# [Stored records]
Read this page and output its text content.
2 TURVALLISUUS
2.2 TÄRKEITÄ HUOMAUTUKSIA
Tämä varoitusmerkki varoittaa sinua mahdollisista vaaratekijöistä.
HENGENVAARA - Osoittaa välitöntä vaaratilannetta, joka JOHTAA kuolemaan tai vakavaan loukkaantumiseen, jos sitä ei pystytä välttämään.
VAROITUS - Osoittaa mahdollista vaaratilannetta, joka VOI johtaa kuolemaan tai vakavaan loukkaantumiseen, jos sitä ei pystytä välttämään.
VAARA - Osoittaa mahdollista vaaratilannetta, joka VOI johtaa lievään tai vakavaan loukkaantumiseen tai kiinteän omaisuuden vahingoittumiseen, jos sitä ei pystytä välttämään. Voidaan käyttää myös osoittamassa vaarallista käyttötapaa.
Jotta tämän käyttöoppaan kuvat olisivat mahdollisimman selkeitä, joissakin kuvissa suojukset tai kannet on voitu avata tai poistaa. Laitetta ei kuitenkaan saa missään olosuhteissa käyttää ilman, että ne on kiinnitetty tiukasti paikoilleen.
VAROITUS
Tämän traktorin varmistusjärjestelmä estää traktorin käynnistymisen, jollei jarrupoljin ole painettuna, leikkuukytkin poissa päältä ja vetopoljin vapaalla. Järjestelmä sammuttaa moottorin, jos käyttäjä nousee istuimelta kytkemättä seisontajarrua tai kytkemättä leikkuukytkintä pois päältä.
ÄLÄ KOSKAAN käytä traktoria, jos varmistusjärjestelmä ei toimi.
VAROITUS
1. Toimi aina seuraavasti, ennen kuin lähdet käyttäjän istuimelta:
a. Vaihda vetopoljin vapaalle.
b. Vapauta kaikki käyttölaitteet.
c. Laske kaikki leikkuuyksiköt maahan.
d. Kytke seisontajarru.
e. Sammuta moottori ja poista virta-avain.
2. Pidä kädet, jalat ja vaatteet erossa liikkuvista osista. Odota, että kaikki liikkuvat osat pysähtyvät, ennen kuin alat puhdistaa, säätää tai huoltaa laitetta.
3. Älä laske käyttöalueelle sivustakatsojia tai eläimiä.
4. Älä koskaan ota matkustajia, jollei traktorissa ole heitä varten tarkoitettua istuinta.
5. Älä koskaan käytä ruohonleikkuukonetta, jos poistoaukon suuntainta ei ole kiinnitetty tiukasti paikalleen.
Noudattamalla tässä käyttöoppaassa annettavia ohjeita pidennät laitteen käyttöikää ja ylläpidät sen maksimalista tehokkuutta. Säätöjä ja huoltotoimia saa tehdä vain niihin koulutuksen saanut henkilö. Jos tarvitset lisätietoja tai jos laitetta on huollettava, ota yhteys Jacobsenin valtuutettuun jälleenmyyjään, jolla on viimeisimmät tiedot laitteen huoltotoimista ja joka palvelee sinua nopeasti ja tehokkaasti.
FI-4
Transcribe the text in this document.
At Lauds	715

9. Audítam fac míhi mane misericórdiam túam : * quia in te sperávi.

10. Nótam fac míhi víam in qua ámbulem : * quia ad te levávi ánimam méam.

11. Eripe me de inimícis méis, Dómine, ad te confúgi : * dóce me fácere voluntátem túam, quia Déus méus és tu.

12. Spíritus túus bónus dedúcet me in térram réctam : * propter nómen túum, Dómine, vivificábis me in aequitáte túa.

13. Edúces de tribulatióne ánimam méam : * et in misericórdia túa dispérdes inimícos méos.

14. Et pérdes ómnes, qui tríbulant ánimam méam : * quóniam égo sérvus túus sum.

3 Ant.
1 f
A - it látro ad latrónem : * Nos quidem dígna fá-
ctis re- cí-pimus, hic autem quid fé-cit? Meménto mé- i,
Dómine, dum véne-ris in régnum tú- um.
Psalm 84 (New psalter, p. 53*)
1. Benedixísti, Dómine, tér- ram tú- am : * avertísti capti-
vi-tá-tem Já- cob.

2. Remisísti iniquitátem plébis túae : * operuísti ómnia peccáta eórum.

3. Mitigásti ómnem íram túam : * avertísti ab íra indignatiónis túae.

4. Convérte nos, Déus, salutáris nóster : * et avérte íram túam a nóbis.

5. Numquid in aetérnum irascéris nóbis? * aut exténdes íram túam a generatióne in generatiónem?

# [Work required]
Your task is to extract the lines running from the one with "Transcribe the text in this document." to the end of the material, inclusive, copying each exactly and adding nothing.

# [Exercise response]
Transcribe the text in this document.
At Lauds	715

9. Audítam fac míhi mane misericórdiam túam : * quia in te sperávi.

10. Nótam fac míhi víam in qua ámbulem : * quia ad te levávi ánimam méam.

11. Eripe me de inimícis méis, Dómine, ad te confúgi : * dóce me fácere voluntátem túam, quia Déus méus és tu.

12. Spíritus túus bónus dedúcet me in térram réctam : * propter nómen túum, Dómine, vivificábis me in aequitáte túa.

13. Edúces de tribulatióne ánimam méam : * et in misericórdia túa dispérdes inimícos méos.

14. Et pérdes ómnes, qui tríbulant ánimam méam : * quóniam égo sérvus túus sum.

3 Ant.
1 f
A - it látro ad latrónem : * Nos quidem dígna fá-
ctis re- cí-pimus, hic autem quid fé-cit? Meménto mé- i,
Dómine, dum véne-ris in régnum tú- um.
Psalm 84 (New psalter, p. 53*)
1. Benedixísti, Dómine, tér- ram tú- am : * avertísti capti-
vi-tá-tem Já- cob.

2. Remisísti iniquitátem plébis túae : * operuísti ómnia peccáta eórum.

3. Mitigásti ómnem íram túam : * avertísti ab íra indignatiónis túae.

4. Convérte nos, Déus, salutáris nóster : * et avérte íram túam a nóbis.

5. Numquid in aetérnum irascéris nóbis? * aut exténdes íram túam a generatióne in generatiónem?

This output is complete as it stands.